SHORT EXERCISE:
Lift out all lines below that contain "khác".
⁂
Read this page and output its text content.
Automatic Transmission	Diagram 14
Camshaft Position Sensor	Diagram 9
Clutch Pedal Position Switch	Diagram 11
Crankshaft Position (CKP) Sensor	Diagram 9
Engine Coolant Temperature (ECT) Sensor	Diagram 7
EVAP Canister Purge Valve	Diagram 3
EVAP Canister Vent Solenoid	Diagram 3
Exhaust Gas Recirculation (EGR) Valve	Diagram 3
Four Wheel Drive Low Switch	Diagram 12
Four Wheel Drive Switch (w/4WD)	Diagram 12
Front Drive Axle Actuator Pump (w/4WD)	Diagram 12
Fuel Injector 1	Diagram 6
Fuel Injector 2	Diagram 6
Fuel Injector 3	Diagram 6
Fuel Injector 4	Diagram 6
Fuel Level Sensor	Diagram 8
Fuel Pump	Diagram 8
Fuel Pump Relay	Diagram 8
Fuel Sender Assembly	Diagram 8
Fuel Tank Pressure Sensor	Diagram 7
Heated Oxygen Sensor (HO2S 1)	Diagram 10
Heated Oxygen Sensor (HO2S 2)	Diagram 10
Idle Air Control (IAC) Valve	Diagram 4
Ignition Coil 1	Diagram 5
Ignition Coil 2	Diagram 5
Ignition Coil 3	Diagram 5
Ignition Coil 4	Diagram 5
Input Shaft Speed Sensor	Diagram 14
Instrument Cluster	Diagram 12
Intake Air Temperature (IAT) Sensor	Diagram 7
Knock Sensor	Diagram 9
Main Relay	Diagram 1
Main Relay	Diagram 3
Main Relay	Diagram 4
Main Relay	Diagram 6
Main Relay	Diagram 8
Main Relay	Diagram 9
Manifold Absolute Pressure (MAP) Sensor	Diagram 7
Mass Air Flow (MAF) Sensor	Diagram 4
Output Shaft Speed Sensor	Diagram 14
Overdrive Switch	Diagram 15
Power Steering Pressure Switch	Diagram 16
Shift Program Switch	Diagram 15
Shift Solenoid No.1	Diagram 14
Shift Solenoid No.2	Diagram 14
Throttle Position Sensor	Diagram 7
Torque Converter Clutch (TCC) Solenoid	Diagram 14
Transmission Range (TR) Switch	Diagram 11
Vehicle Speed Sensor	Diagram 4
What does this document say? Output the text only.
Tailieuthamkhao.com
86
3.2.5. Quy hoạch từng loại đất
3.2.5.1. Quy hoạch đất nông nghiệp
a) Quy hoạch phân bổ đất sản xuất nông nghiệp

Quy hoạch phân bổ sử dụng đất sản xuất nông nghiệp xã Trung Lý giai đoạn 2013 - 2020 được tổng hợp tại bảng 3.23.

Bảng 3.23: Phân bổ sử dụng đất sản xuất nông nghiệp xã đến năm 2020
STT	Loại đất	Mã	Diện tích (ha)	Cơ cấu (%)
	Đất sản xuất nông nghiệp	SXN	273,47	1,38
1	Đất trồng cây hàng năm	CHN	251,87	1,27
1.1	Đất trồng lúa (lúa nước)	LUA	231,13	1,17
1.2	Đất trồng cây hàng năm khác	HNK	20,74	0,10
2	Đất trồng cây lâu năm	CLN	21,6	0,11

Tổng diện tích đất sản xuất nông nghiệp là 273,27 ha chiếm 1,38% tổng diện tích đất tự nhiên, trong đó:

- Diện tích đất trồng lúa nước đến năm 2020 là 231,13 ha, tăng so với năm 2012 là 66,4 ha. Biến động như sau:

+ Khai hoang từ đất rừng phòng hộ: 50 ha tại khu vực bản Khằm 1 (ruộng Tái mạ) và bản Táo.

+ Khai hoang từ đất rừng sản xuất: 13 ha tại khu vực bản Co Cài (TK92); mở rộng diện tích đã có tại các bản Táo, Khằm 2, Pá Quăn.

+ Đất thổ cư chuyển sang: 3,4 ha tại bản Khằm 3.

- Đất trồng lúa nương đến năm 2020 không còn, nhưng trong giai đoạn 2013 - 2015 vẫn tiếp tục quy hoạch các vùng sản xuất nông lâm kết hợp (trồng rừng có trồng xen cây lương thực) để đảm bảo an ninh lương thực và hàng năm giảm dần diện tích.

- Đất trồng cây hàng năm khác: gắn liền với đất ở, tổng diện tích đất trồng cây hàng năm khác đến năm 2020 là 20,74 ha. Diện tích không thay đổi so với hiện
⁂
ANSWER TO THIS PROBLEM:
1.2	Đất trồng cây hàng năm khác	HNK	20,74	0,10
- Đất trồng cây hàng năm khác: gắn liền với đất ở, tổng diện tích đất trồng cây hàng năm khác đến năm 2020 là 20,74 ha. Diện tích không thay đổi so với hiện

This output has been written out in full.